#### Task to complete
Reply with one number: the count of lines in the data that hold the string "significant".

#### Records for this exercise
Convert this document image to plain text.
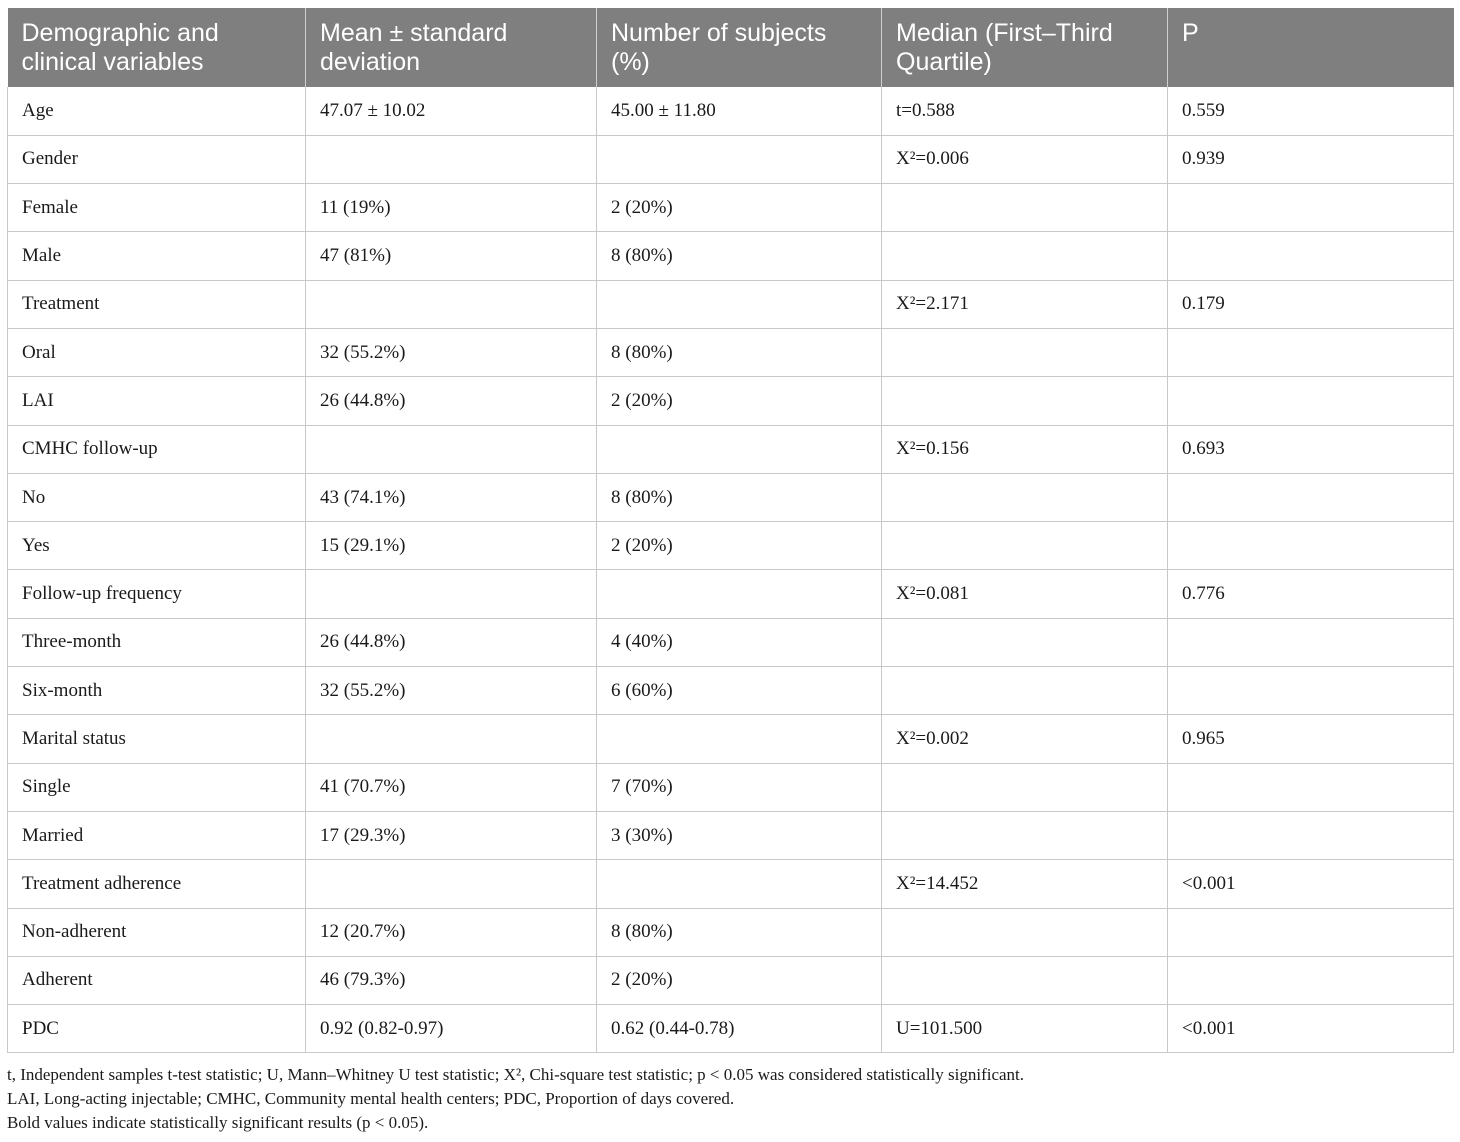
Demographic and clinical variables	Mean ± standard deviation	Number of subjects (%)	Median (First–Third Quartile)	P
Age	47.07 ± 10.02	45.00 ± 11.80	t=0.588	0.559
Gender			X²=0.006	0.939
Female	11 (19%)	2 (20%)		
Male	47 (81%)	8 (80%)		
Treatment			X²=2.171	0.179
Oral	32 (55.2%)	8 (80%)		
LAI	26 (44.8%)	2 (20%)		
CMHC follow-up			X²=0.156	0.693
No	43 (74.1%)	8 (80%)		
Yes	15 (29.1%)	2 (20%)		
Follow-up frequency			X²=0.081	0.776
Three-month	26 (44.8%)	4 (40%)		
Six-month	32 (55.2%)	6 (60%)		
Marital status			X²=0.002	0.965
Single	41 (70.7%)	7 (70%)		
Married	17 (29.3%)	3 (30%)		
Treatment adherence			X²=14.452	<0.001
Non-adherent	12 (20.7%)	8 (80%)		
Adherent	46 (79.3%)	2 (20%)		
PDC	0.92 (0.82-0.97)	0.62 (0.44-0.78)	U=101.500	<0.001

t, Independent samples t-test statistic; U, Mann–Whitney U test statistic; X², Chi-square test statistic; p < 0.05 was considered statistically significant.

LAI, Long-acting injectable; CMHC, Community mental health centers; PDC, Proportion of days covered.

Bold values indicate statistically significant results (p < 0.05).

#### Reply to the task
2